### WHAT IS ASKED:
Copy out each line of the material in which the word "modalities" appears.

[DATASET EXCERPTS start]

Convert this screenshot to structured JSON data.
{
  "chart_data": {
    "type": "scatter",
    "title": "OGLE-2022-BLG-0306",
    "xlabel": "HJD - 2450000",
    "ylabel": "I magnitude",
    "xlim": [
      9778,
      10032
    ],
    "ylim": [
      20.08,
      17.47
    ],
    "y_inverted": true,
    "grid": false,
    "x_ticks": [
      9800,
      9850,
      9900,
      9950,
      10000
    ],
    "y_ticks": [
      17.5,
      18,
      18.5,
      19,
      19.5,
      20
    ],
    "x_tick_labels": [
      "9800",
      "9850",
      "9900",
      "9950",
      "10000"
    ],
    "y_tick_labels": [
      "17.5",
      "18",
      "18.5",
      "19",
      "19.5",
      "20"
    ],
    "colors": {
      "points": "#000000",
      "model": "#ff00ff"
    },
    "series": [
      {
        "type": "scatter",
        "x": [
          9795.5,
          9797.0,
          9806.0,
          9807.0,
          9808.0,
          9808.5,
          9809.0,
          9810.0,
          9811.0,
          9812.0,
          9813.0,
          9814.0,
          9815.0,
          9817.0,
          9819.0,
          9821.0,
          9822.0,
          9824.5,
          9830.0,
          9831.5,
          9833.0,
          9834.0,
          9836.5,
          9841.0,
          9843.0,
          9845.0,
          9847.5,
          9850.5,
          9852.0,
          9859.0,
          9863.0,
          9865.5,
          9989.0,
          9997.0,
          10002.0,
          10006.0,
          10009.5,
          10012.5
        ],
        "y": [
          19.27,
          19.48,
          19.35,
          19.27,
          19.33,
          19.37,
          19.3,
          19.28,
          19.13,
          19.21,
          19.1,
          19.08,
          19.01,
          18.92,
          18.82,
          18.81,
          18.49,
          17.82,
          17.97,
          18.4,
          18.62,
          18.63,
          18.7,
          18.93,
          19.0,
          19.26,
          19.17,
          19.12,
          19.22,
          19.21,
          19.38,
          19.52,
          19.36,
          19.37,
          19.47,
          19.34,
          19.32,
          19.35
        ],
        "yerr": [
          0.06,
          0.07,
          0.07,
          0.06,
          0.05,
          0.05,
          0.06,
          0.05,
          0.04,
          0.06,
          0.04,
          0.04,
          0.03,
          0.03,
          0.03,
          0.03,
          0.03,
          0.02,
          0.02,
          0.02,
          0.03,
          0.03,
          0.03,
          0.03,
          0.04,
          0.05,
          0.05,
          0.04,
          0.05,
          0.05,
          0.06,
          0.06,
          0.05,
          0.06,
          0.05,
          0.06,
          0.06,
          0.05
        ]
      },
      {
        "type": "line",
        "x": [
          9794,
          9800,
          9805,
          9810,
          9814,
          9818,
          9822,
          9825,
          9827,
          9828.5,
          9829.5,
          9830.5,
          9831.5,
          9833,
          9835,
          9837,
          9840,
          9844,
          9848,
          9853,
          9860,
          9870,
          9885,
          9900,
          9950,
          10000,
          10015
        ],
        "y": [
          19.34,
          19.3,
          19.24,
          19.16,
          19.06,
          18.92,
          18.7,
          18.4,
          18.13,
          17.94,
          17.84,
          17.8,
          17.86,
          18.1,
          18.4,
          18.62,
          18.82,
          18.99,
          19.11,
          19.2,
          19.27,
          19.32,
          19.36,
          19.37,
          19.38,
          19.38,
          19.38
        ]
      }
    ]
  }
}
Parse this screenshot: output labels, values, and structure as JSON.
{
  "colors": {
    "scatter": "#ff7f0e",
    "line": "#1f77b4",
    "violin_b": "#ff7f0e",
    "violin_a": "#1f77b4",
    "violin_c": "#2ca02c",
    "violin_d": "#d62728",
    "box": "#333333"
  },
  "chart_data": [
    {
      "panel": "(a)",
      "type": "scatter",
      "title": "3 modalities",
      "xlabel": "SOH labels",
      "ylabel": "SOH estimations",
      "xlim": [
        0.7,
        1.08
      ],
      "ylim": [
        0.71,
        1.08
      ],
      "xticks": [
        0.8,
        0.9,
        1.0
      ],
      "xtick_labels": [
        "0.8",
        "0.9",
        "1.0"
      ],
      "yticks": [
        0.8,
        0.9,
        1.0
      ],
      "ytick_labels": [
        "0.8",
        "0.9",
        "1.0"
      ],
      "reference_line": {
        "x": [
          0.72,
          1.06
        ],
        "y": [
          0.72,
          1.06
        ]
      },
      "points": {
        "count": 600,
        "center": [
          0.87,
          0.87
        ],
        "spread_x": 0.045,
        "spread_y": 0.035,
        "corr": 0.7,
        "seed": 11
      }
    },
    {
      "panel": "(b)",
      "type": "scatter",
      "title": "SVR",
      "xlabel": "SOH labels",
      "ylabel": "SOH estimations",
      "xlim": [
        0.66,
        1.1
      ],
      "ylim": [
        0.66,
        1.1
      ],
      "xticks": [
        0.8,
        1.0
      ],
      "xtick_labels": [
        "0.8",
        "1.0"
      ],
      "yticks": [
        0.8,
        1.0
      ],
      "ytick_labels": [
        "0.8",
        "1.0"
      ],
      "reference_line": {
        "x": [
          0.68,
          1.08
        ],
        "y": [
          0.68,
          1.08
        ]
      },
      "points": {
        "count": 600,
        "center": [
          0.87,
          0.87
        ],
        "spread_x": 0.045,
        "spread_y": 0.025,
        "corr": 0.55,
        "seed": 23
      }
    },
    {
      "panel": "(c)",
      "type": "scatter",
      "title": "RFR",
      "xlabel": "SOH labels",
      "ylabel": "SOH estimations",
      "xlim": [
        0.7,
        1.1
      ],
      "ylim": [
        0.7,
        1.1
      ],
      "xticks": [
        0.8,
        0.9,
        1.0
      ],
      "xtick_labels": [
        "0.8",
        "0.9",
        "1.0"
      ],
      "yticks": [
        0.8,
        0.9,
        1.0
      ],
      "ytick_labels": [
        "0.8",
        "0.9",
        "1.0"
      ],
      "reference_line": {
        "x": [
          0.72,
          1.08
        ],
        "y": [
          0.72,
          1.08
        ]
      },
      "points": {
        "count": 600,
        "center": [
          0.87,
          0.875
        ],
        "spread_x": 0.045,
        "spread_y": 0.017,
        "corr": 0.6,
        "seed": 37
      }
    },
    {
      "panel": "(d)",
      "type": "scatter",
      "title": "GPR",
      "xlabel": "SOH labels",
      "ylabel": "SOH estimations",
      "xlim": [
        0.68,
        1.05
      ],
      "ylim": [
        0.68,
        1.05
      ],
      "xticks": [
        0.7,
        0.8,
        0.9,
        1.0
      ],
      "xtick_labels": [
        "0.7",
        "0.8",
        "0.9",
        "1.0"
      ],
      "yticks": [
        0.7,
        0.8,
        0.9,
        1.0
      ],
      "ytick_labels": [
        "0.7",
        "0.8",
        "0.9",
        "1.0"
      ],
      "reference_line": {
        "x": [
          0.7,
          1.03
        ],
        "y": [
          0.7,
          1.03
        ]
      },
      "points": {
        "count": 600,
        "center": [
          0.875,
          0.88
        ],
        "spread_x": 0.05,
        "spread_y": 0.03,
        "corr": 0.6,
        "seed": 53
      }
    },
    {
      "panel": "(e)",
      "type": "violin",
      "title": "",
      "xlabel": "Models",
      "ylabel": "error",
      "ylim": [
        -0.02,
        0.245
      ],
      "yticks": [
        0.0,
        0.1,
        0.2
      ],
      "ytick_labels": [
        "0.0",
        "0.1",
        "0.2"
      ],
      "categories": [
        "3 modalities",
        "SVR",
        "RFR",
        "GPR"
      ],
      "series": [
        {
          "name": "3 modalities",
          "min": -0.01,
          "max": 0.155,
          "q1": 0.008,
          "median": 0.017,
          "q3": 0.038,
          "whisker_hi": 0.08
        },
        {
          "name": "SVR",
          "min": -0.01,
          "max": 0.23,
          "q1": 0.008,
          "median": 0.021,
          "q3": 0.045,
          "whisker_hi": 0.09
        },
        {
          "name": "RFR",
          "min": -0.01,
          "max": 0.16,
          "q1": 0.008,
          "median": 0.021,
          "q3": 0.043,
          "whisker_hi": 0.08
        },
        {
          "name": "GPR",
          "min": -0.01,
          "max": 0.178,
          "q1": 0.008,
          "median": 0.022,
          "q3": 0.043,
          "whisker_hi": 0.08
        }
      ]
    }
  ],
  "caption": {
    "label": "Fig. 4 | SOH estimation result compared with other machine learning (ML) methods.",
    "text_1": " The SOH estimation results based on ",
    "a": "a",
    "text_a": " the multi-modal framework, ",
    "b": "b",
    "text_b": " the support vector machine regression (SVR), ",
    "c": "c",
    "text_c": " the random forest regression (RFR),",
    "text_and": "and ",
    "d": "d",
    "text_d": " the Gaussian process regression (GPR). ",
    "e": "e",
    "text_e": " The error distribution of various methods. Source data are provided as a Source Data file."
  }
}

[DATASET EXCERPTS end]

### OUTPUT OF THE EXERCISE:
      "title": "3 modalities",
        "3 modalities",
          "name": "3 modalities",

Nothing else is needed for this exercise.